Dataset records:
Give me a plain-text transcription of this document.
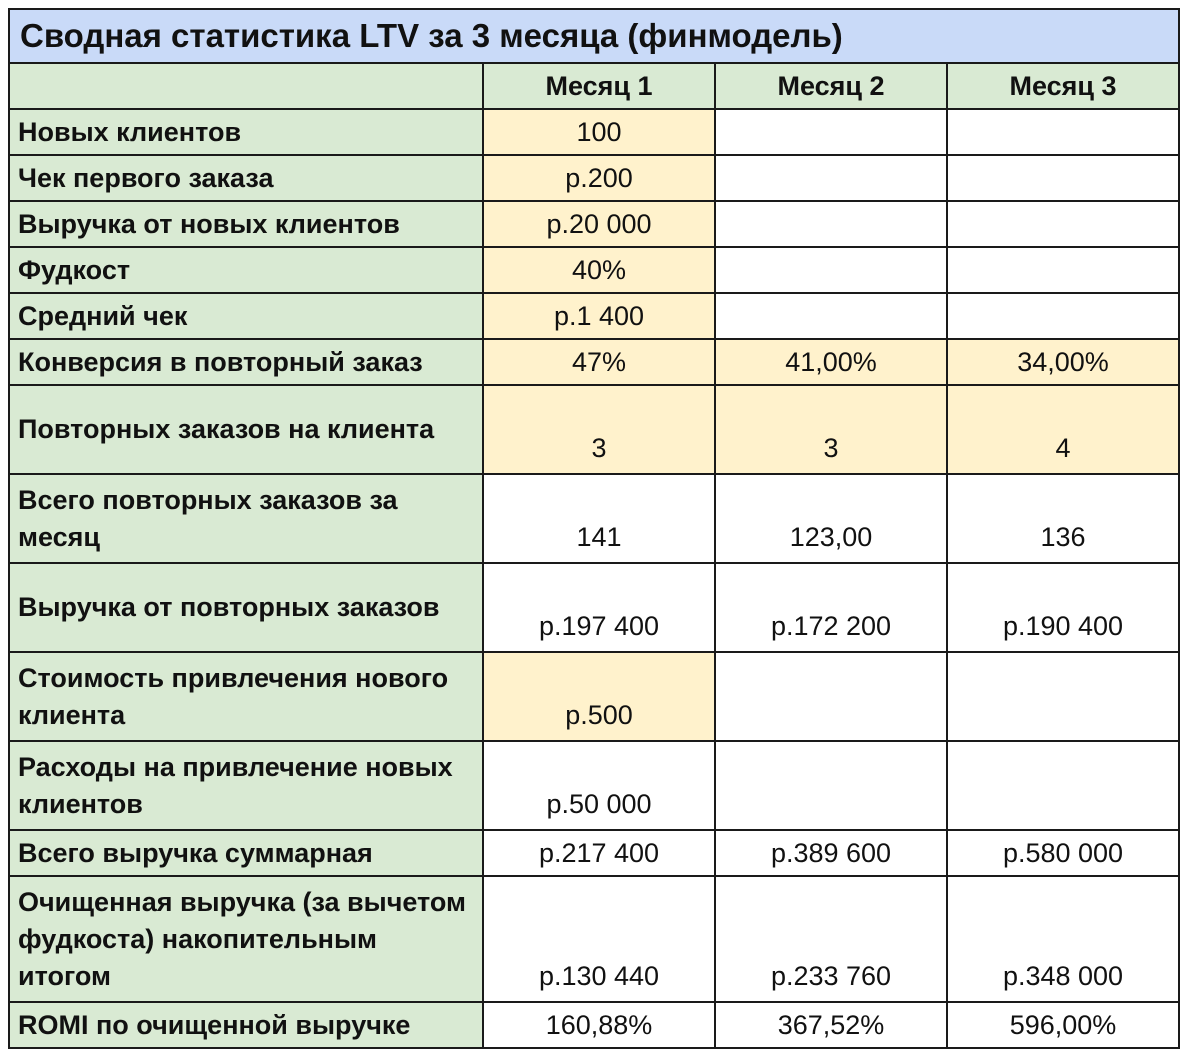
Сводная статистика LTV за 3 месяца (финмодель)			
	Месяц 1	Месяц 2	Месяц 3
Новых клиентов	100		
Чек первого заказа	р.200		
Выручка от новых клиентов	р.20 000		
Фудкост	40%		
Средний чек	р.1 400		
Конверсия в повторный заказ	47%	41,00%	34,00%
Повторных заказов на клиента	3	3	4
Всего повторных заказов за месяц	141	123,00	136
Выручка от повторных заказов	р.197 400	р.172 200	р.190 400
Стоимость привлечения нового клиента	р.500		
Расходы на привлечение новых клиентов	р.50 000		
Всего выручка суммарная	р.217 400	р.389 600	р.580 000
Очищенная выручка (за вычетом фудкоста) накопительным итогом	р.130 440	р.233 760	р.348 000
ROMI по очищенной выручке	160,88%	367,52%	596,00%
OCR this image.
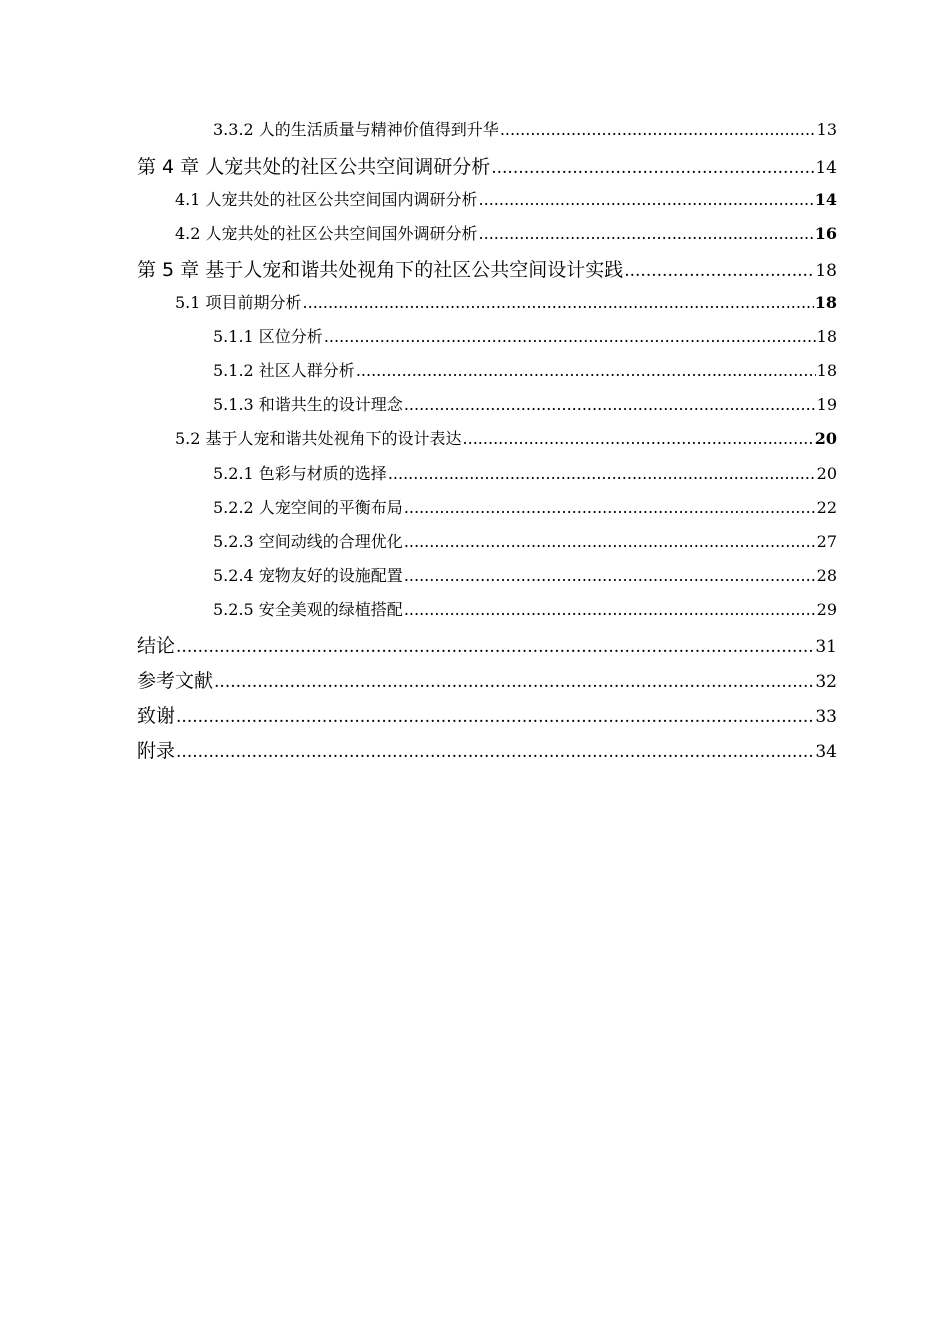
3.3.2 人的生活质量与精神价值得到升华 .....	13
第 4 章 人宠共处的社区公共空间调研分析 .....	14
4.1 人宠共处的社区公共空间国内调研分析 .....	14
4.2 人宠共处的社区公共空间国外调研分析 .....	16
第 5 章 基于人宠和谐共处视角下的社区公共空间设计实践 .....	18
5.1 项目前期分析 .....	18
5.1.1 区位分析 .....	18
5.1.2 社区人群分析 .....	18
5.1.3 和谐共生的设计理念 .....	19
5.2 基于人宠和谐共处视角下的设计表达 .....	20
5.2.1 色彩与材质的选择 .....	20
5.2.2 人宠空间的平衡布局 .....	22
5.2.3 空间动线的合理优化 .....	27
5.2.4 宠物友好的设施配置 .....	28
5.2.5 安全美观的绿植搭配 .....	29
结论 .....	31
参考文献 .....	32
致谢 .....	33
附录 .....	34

Exercise prompt:
Take every line containing the word "заказов" and copy it.

Completed exercise:
Повторных заказов на клиента	3	3	4
Всего повторных заказов за месяц	141	123,00	136
Выручка от повторных заказов	р.197 400	р.172 200	р.190 400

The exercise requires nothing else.